• [Exercice court] D'après l'extrait à lire, quelle est la meilleure manière d'aborder le système OS/370 ?

• [Extrait à lire]
::::

Non, un VÉRITABLE travaille sous OS/370.
Un bon VÉRITABLE peut arriver à trouver dans son manuel
JCL la signification de l'erreur IJK305I qu'il vient d'avoir. Un
VÉRITABLE fortiche peut écrire du JCL sans consulter ce
manuel du tout. Un VÉRITABLE carrément extra peut
trouver des bugs enfouis dans un dump mémoire de 6 Mégaoctets
sans utiliser une calculatrice hexadécimale.
OS/370
est véritablement un système d'exploitation
remarquable. Il est possible la dessus de détruire des
journées de travail avec un blanc mal placé, ce qui
incite les équipes de programmation à une plus grande
concentration mentale. La meilleure manière pour aborder le
système OS/370 est par une perforatrice de cartes. Certains
prétendent qu'il existe un time-sharing sur OS/370, mais une
étude minutieuse à montré le contraire.
LES
OUTILS DE PROGRAMMATION
Quels outils un VÉRITABLE
emploie-t-il ? En théorie, il pourrait rentrer ses programmes
directement par les clés du panneau frontal de son ordinateur.
C'était effectivement le cas à l'occasion du temps où
les machines avaient encore cet accessoire. Il fut un temps ou un
VÉRITABLE connaissait typiquement par coeur son boot en hexa
et le rentrait à chaque fois qu'il lui arrivait de l'écraser
avec son programme.
C'était aussi le temps où
la mémoire était véritable, et ne s'en allait
pas quand on coupait le jus. De nos jours, les mémoires
oublient ce qu'on leur demande de retenir et gardent des choses
qu'elles feraient mieux d'écraser. La légende dit que
Seymour Cray, le père du super ordinateur CRAY I et de la
plupart des Control Data a rentré aux clés le premier
système d'exploitation du CDC-7600 quand celui-ci a démarré
pour la première fois. Inutile de préciser que Seymour
Cray est un VÉRITABLE.

::::

• [Données fournies]
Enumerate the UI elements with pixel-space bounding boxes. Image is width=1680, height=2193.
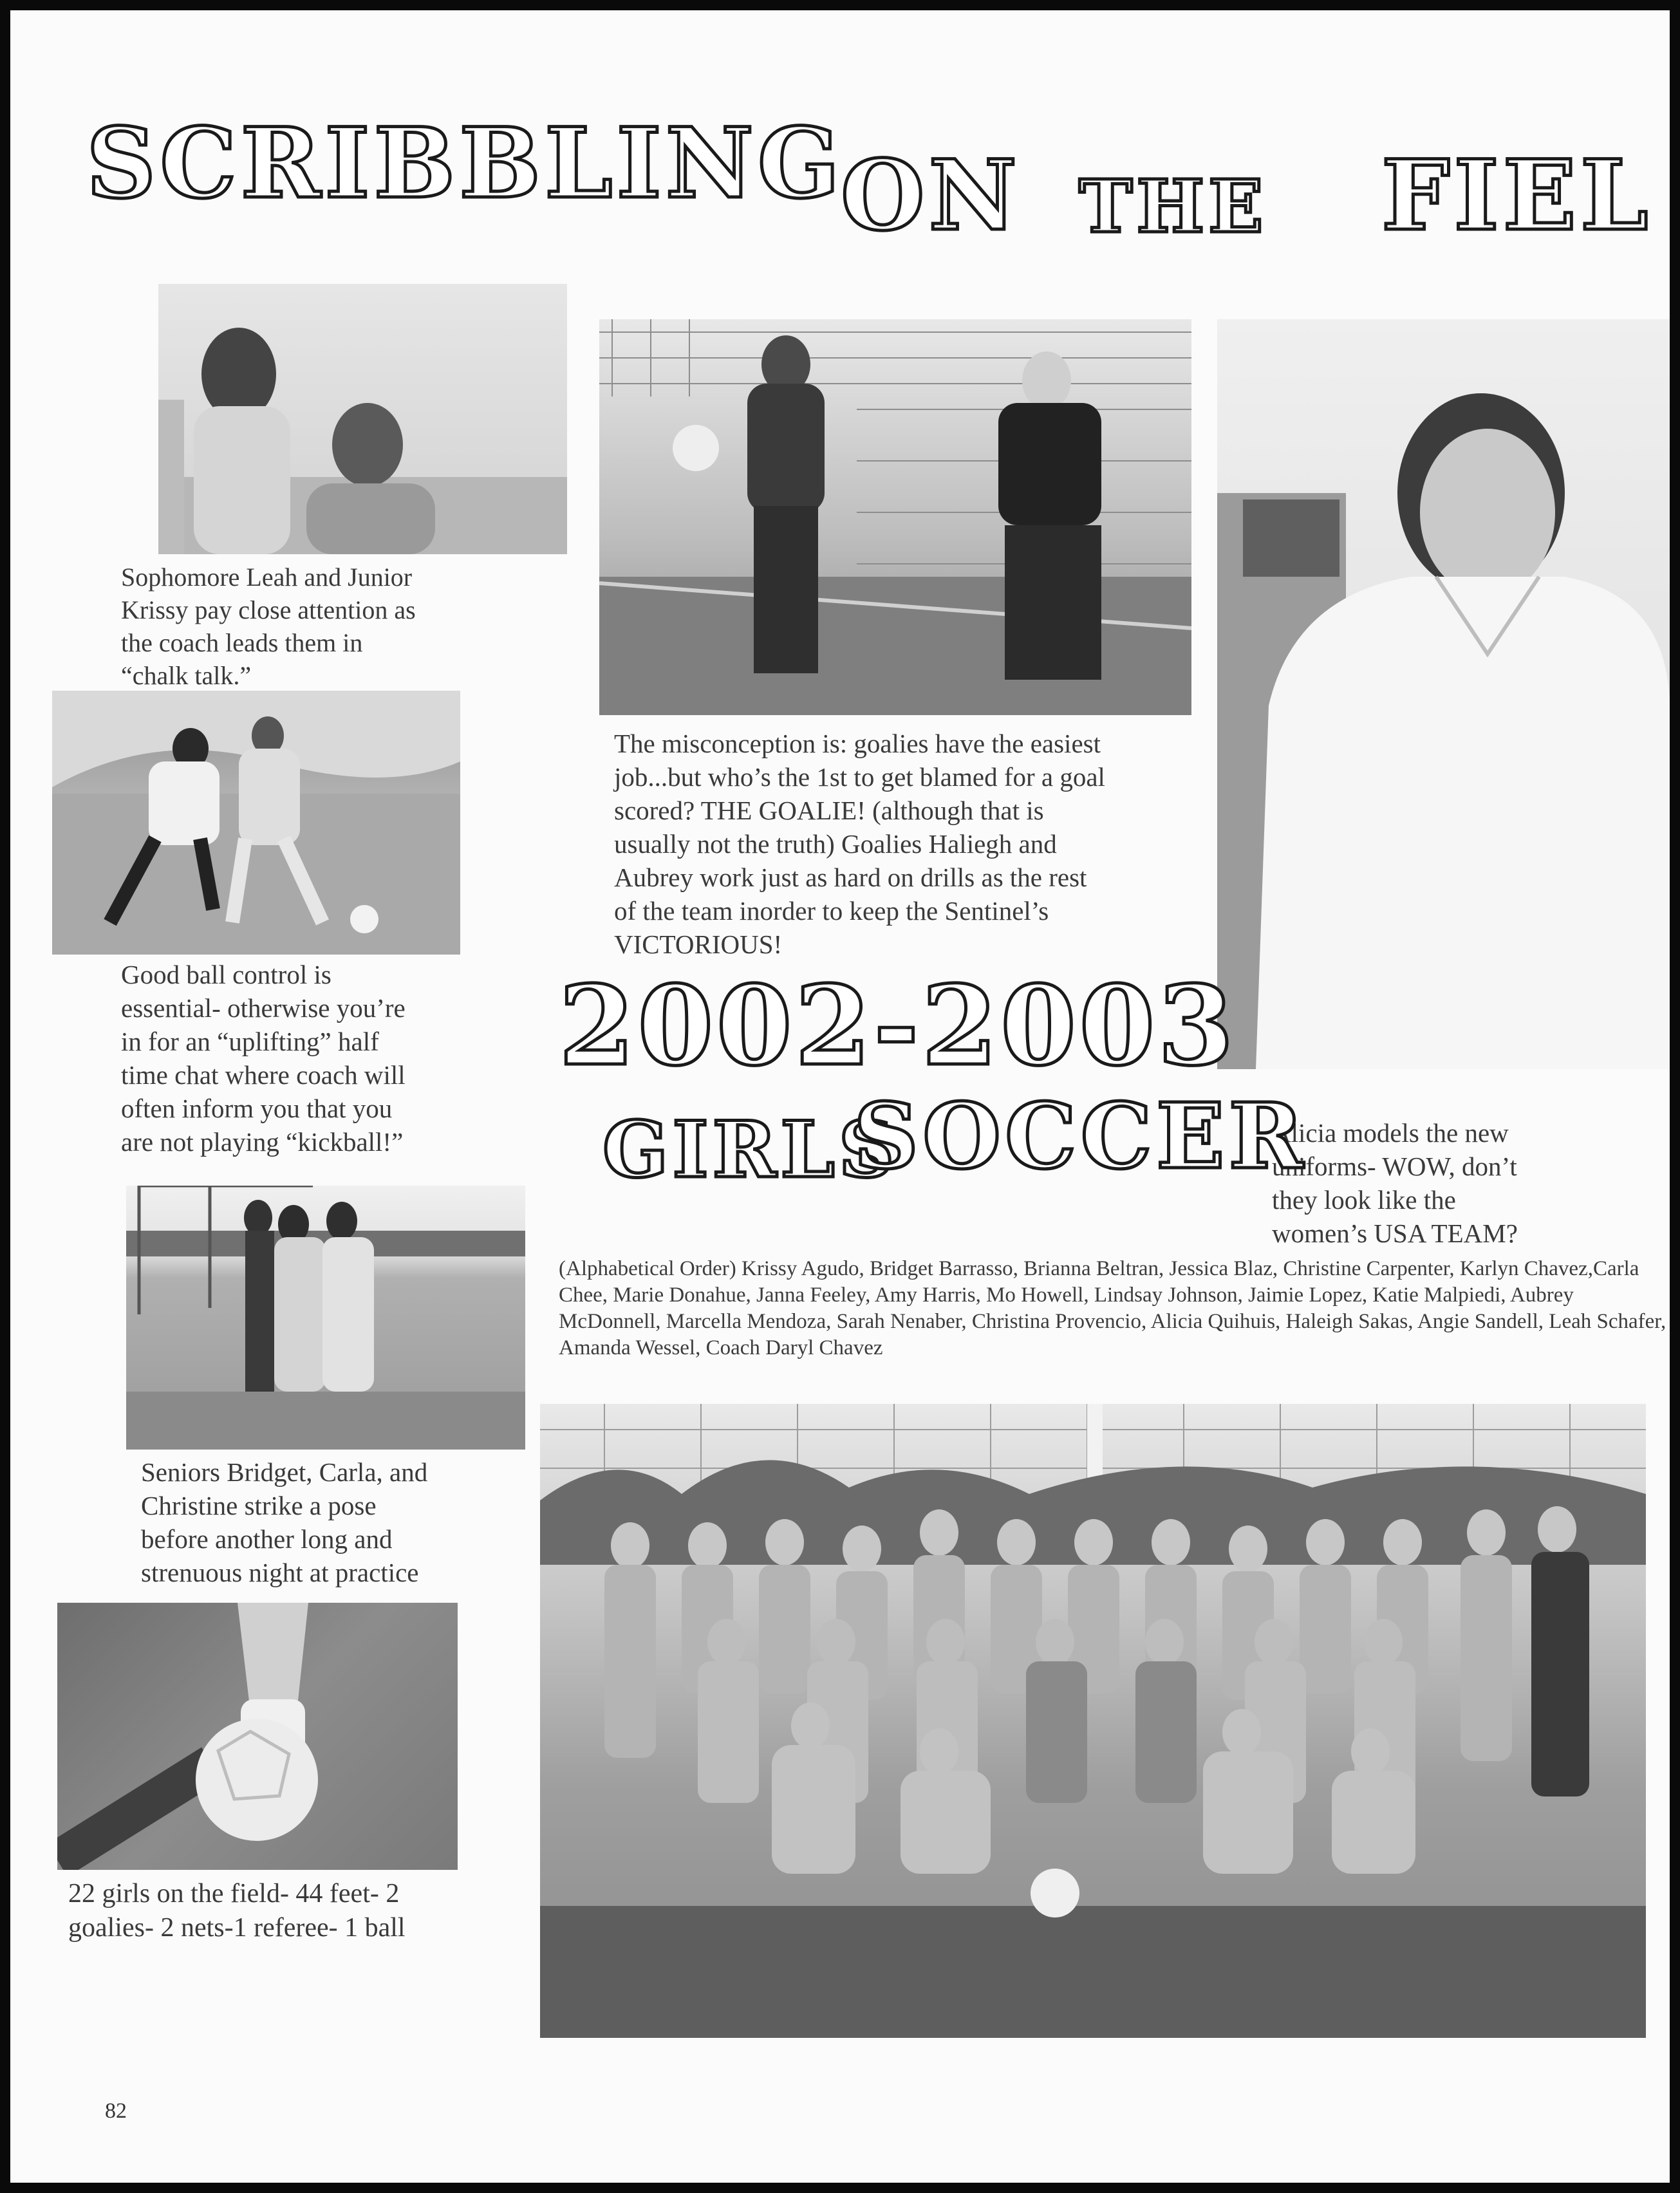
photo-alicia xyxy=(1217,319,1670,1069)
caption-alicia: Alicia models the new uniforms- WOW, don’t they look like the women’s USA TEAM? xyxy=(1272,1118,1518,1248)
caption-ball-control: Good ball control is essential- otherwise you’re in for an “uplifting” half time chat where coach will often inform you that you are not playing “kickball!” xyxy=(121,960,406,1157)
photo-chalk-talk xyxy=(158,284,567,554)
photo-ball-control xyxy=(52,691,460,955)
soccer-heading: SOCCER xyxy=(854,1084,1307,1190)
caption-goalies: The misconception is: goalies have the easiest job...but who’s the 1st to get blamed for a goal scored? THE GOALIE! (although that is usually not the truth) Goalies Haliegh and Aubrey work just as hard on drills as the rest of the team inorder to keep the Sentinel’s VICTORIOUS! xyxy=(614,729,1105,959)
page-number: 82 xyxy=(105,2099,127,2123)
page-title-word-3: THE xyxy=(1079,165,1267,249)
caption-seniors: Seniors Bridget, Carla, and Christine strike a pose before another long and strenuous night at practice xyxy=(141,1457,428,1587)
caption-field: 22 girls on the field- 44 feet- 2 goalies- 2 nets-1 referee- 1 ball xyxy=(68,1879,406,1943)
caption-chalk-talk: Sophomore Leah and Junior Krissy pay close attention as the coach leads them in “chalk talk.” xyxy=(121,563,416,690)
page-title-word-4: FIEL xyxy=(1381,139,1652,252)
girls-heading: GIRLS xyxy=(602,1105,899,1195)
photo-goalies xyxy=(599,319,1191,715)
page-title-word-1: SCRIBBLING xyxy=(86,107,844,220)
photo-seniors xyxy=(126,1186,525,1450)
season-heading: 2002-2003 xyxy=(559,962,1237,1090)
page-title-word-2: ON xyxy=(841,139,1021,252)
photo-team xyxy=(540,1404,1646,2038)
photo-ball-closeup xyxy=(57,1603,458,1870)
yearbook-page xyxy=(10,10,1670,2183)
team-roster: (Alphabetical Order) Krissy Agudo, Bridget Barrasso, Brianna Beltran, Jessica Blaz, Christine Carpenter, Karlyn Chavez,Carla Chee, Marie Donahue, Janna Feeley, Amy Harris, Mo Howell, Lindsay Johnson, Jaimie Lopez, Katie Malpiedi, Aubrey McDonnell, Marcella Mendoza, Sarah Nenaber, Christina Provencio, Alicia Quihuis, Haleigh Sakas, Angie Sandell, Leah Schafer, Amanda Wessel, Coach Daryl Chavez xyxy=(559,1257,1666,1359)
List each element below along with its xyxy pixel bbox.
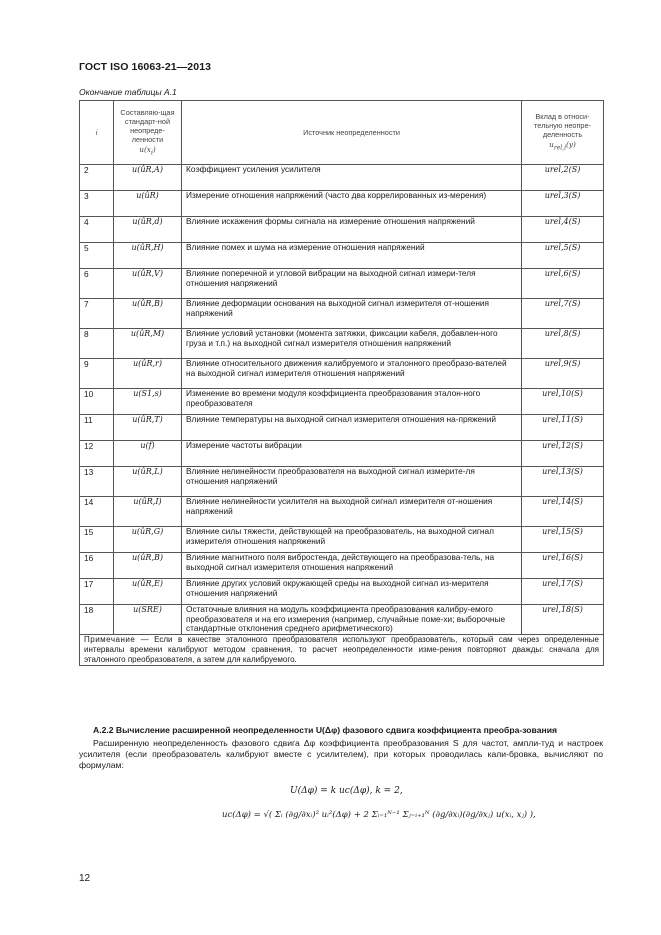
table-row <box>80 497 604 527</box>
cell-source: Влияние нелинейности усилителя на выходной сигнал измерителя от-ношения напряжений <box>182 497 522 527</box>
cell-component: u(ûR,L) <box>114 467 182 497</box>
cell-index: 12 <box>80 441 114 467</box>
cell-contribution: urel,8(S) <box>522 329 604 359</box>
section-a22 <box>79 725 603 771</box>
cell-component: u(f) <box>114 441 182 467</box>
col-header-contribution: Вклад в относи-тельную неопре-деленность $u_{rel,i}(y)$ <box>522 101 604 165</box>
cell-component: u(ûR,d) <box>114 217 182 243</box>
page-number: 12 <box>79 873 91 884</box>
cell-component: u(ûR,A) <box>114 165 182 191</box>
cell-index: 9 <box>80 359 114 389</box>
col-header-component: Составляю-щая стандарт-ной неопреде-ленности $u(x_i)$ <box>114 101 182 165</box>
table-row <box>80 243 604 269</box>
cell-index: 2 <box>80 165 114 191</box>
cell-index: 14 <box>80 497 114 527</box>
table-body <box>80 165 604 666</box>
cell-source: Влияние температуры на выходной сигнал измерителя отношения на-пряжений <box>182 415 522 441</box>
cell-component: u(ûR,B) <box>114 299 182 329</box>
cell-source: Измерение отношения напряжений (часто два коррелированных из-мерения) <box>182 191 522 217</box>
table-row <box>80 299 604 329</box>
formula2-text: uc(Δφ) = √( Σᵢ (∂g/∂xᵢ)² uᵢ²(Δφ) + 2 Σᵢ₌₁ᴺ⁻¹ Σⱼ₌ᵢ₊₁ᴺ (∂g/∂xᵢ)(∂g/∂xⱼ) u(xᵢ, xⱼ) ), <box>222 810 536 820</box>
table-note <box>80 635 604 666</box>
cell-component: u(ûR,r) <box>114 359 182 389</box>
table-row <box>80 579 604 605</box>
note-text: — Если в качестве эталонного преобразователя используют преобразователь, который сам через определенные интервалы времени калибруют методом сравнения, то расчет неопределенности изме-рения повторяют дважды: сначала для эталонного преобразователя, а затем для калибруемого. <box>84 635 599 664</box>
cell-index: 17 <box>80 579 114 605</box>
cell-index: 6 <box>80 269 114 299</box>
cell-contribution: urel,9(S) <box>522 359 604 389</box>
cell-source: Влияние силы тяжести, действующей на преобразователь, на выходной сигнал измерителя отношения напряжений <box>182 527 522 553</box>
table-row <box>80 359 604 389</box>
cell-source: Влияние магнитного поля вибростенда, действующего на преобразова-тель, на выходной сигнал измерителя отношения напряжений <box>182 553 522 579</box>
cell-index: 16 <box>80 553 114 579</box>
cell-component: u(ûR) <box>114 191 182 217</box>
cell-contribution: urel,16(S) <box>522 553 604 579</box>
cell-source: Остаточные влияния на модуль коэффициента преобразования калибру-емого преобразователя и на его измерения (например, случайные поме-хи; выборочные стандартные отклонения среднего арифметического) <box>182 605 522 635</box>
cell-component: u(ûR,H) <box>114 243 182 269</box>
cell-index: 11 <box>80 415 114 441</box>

::::

• [Réponse attendue] Par une perforatrice de cartes.